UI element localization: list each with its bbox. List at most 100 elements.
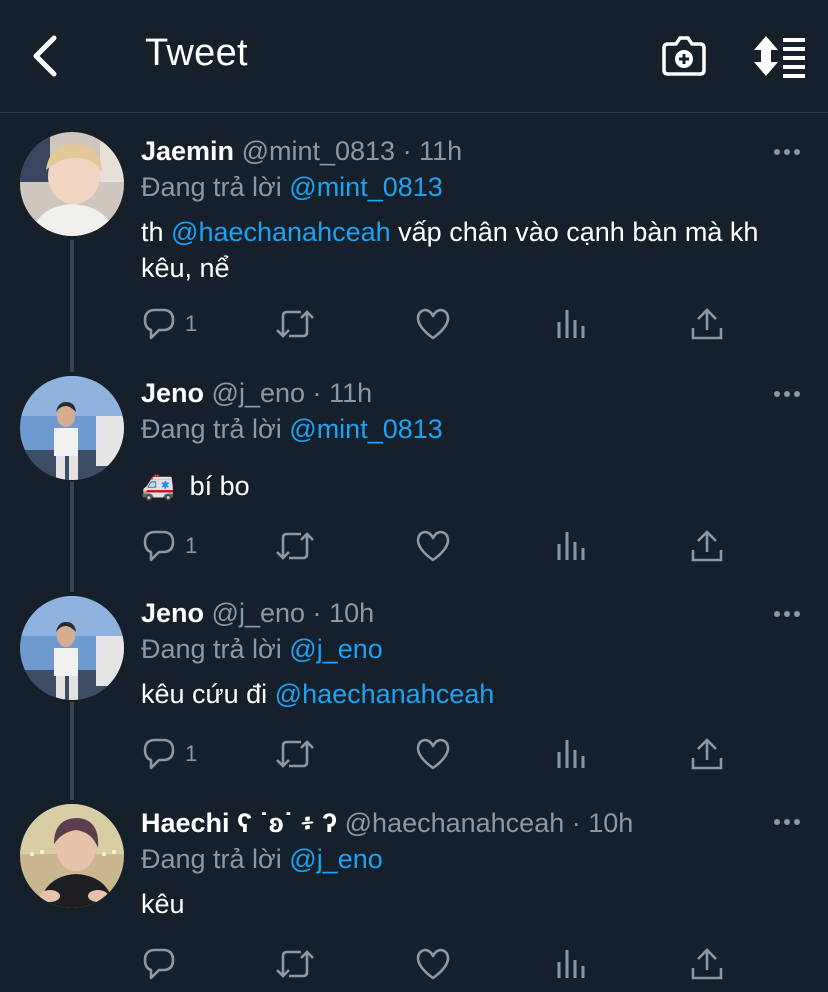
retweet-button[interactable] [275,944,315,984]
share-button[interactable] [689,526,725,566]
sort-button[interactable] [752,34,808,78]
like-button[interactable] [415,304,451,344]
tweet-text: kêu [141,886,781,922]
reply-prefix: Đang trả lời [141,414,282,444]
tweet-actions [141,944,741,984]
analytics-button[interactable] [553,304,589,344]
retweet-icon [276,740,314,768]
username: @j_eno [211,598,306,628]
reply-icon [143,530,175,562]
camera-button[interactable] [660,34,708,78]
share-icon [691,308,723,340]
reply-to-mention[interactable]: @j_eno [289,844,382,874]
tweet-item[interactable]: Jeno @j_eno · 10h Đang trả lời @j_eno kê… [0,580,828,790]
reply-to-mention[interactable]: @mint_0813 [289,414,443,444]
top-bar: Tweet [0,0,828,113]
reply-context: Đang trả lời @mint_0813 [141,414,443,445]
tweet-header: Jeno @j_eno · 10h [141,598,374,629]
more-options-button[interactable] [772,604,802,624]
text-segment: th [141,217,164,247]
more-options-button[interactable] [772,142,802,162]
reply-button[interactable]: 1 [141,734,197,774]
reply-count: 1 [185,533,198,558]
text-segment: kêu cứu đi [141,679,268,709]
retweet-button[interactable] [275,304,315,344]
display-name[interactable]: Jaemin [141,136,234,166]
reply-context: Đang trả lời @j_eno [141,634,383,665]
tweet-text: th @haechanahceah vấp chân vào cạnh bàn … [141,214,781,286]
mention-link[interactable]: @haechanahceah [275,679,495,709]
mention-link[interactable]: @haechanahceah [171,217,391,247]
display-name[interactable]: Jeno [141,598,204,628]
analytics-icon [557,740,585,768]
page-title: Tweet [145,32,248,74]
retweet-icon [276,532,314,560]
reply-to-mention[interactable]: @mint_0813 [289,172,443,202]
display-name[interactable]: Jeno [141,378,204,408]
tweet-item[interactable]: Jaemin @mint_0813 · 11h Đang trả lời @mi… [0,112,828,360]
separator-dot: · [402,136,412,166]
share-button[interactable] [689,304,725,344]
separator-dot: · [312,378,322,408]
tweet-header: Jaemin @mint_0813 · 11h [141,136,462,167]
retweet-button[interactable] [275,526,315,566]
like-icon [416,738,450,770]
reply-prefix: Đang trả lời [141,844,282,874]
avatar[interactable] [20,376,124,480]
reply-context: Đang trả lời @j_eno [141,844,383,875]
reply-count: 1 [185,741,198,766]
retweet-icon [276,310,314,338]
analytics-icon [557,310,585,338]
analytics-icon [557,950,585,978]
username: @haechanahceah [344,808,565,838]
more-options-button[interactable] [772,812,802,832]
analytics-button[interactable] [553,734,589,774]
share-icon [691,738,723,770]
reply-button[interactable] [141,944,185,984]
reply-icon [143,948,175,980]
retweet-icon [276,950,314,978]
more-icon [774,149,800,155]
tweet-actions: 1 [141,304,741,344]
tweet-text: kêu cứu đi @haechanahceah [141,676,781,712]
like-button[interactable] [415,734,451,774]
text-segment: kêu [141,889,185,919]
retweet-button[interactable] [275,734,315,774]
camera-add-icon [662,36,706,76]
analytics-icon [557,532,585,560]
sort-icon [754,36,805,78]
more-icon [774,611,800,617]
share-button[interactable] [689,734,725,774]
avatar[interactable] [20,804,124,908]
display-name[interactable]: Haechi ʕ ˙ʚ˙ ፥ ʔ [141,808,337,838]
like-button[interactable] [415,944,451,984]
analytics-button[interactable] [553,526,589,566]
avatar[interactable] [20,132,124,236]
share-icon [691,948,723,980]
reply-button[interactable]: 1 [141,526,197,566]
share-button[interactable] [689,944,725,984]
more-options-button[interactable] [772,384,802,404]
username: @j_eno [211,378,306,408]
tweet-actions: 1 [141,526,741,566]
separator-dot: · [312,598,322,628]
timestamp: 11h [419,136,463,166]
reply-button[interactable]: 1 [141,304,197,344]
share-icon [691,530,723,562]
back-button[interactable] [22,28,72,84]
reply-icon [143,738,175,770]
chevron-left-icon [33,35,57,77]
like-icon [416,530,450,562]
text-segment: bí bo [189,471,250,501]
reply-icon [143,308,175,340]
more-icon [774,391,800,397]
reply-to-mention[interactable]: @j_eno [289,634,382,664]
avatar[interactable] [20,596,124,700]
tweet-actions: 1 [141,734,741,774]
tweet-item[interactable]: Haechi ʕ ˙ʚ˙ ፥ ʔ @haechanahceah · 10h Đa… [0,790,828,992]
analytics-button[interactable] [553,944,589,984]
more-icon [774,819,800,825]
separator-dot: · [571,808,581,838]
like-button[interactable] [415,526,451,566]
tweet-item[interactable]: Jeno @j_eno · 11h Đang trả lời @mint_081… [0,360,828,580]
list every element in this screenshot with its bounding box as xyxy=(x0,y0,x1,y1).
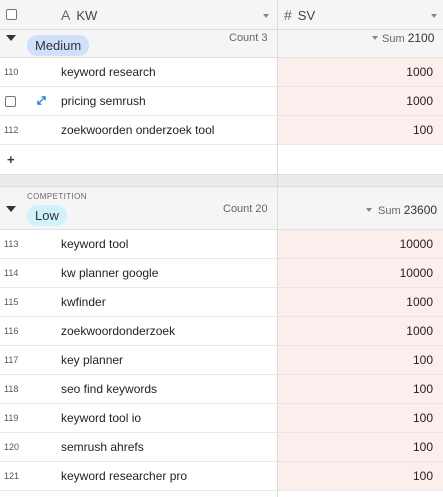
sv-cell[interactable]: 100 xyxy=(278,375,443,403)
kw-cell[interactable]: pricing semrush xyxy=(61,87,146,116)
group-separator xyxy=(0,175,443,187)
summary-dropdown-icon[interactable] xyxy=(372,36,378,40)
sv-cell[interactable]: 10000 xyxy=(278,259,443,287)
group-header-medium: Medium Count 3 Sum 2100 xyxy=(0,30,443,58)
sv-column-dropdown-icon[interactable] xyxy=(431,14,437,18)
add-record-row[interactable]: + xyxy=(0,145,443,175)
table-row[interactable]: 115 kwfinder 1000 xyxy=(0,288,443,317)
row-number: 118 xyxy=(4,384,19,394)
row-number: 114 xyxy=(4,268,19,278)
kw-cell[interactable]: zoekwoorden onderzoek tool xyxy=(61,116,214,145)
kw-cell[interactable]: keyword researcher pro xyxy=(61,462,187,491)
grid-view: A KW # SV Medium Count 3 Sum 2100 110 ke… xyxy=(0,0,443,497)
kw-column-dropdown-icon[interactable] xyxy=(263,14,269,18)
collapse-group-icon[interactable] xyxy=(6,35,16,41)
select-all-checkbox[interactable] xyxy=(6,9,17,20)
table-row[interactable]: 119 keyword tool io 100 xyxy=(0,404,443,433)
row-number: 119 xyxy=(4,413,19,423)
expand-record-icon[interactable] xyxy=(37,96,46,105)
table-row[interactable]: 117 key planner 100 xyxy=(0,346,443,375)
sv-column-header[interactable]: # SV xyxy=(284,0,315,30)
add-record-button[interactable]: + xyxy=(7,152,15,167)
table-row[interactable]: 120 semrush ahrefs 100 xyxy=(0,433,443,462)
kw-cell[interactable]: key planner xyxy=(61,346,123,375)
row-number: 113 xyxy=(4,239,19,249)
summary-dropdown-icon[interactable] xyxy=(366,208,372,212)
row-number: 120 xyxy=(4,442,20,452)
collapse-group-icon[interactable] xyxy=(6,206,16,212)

■ ■ ■ ■

Problem
Swap every instance of "more-options-button" in all of the lines above for "overflow-menu-button", and repeat those lines with nothing else altered. Omit the pictures from the answer.

Answer for this exercise
UI element localization: list each with its bbox. List at most 100 elements.
retweet-button[interactable] [275,944,315,984]
share-button[interactable] [689,526,725,566]
sort-button[interactable] [752,34,808,78]
like-button[interactable] [415,304,451,344]
tweet-text: kêu [141,886,781,922]
reply-prefix: Đang trả lời [141,414,282,444]
tweet-actions [141,944,741,984]
analytics-button[interactable] [553,304,589,344]
retweet-icon [276,740,314,768]
username: @j_eno [211,598,306,628]
reply-icon [143,530,175,562]
camera-button[interactable] [660,34,708,78]
share-icon [691,308,723,340]
reply-to-mention[interactable]: @j_eno [289,844,382,874]
tweet-item[interactable]: Jeno @j_eno · 10h Đang trả lời @j_eno kê… [0,580,828,790]
reply-to-mention[interactable]: @mint_0813 [289,414,443,444]
top-bar: Tweet [0,0,828,113]
reply-context: Đang trả lời @mint_0813 [141,414,443,445]
tweet-header: Jeno @j_eno · 10h [141,598,374,629]
overflow-menu-button[interactable] [772,604,802,624]
text-segment: th [141,217,164,247]
overflow-menu-button[interactable] [772,142,802,162]
reply-button[interactable]: 1 [141,734,197,774]
reply-count: 1 [185,533,198,558]
text-segment: kêu cứu đi [141,679,268,709]
retweet-button[interactable] [275,304,315,344]
display-name[interactable]: Jaemin [141,136,234,166]
reply-context: Đang trả lời @j_eno [141,634,383,665]
tweet-text: th @haechanahceah vấp chân vào cạnh bàn … [141,214,781,286]
mention-link[interactable]: @haechanahceah [275,679,495,709]
mention-link[interactable]: @haechanahceah [171,217,391,247]
display-name[interactable]: Jeno [141,598,204,628]
analytics-icon [557,740,585,768]
page-title: Tweet [145,32,248,74]
retweet-icon [276,532,314,560]
reply-to-mention[interactable]: @mint_0813 [289,172,443,202]
display-name[interactable]: Jeno [141,378,204,408]
tweet-item[interactable]: Jaemin @mint_0813 · 11h Đang trả lời @mi… [0,112,828,360]
separator-dot: · [402,136,412,166]
share-button[interactable] [689,304,725,344]
separator-dot: · [312,378,322,408]
tweet-header: Jaemin @mint_0813 · 11h [141,136,462,167]
retweet-button[interactable] [275,526,315,566]
like-icon [416,738,450,770]
reply-prefix: Đang trả lời [141,844,282,874]
avatar[interactable] [20,376,124,480]
reply-context: Đang trả lời @j_eno [141,844,383,875]
reply-count: 1 [185,741,198,766]
retweet-icon [276,310,314,338]
analytics-icon [557,310,585,338]
analytics-icon [557,950,585,978]
username: @haechanahceah [344,808,565,838]
overflow-menu-button[interactable] [772,812,802,832]
analytics-button[interactable] [553,734,589,774]
share-icon [691,738,723,770]
reply-button[interactable] [141,944,185,984]
reply-icon [143,948,175,980]
retweet-icon [276,950,314,978]
more-icon [774,149,800,155]
tweet-actions: 1 [141,304,741,344]
tweet-text: kêu cứu đi @haechanahceah [141,676,781,712]
like-button[interactable] [415,734,451,774]
text-segment: kêu [141,889,185,919]
retweet-button[interactable] [275,734,315,774]
camera-add-icon [662,36,706,76]
analytics-icon [557,532,585,560]
sort-icon [754,36,805,78]
more-icon [774,611,800,617]
share-button[interactable] [689,734,725,774]
avatar[interactable] [20,804,124,908]
display-name[interactable]: Haechi ʕ ˙ʚ˙ ፥ ʔ [141,808,337,838]
like-button[interactable] [415,944,451,984]
analytics-button[interactable] [553,526,589,566]
avatar[interactable] [20,132,124,236]
share-icon [691,948,723,980]
reply-button[interactable]: 1 [141,526,197,566]
share-button[interactable] [689,944,725,984]
overflow-menu-button[interactable] [772,384,802,404]
username: @j_eno [211,378,306,408]
tweet-actions: 1 [141,526,741,566]
separator-dot: · [312,598,322,628]
timestamp: 11h [419,136,463,166]
reply-button[interactable]: 1 [141,304,197,344]
share-icon [691,530,723,562]
back-button[interactable] [22,28,72,84]
reply-icon [143,738,175,770]
chevron-left-icon [33,35,57,77]
like-icon [416,530,450,562]
text-segment: bí bo [189,471,250,501]
reply-icon [143,308,175,340]
more-icon [774,391,800,397]
reply-to-mention[interactable]: @j_eno [289,634,382,664]
avatar[interactable] [20,596,124,700]
tweet-actions: 1 [141,734,741,774]
tweet-item[interactable]: Haechi ʕ ˙ʚ˙ ፥ ʔ @haechanahceah · 10h Đa… [0,790,828,992]
analytics-button[interactable] [553,944,589,984]
more-icon [774,819,800,825]
separator-dot: · [571,808,581,838]
like-button[interactable] [415,526,451,566]
tweet-item[interactable]: Jeno @j_eno · 11h Đang trả lời @mint_081… [0,360,828,580]
list every element in this screenshot with its bounding box as xyxy=(x0,y0,x1,y1).
sv-cell[interactable]: 100 xyxy=(278,375,443,403)
kw-cell[interactable]: pricing semrush xyxy=(61,87,146,116)
group-separator xyxy=(0,175,443,187)
summary-dropdown-icon[interactable] xyxy=(372,36,378,40)
sv-cell[interactable]: 10000 xyxy=(278,259,443,287)
group-header-medium: Medium Count 3 Sum 2100 xyxy=(0,30,443,58)
sv-column-dropdown-icon[interactable] xyxy=(431,14,437,18)
add-record-row[interactable]: + xyxy=(0,145,443,175)
table-row[interactable]: 115 kwfinder 1000 xyxy=(0,288,443,317)
row-number: 118 xyxy=(4,384,19,394)
row-number: 114 xyxy=(4,268,19,278)
kw-cell[interactable]: zoekwoorden onderzoek tool xyxy=(61,116,214,145)
kw-cell[interactable]: keyword researcher pro xyxy=(61,462,187,491)
grid-view: A KW # SV Medium Count 3 Sum 2100 110 ke… xyxy=(0,0,443,497)
kw-column-dropdown-icon[interactable] xyxy=(263,14,269,18)
collapse-group-icon[interactable] xyxy=(6,35,16,41)
select-all-checkbox[interactable] xyxy=(6,9,17,20)
table-row[interactable]: 119 keyword tool io 100 xyxy=(0,404,443,433)
row-number: 119 xyxy=(4,413,19,423)
expand-record-icon[interactable] xyxy=(37,96,46,105)
table-row[interactable]: 117 key planner 100 xyxy=(0,346,443,375)
sv-column-header[interactable]: # SV xyxy=(284,0,315,30)
add-record-button[interactable]: + xyxy=(7,152,15,167)
table-row[interactable]: 120 semrush ahrefs 100 xyxy=(0,433,443,462)
kw-cell[interactable]: key planner xyxy=(61,346,123,375)
row-number: 113 xyxy=(4,239,19,249)
summary-dropdown-icon[interactable] xyxy=(366,208,372,212)
row-number: 120 xyxy=(4,442,20,452)
collapse-group-icon[interactable] xyxy=(6,206,16,212)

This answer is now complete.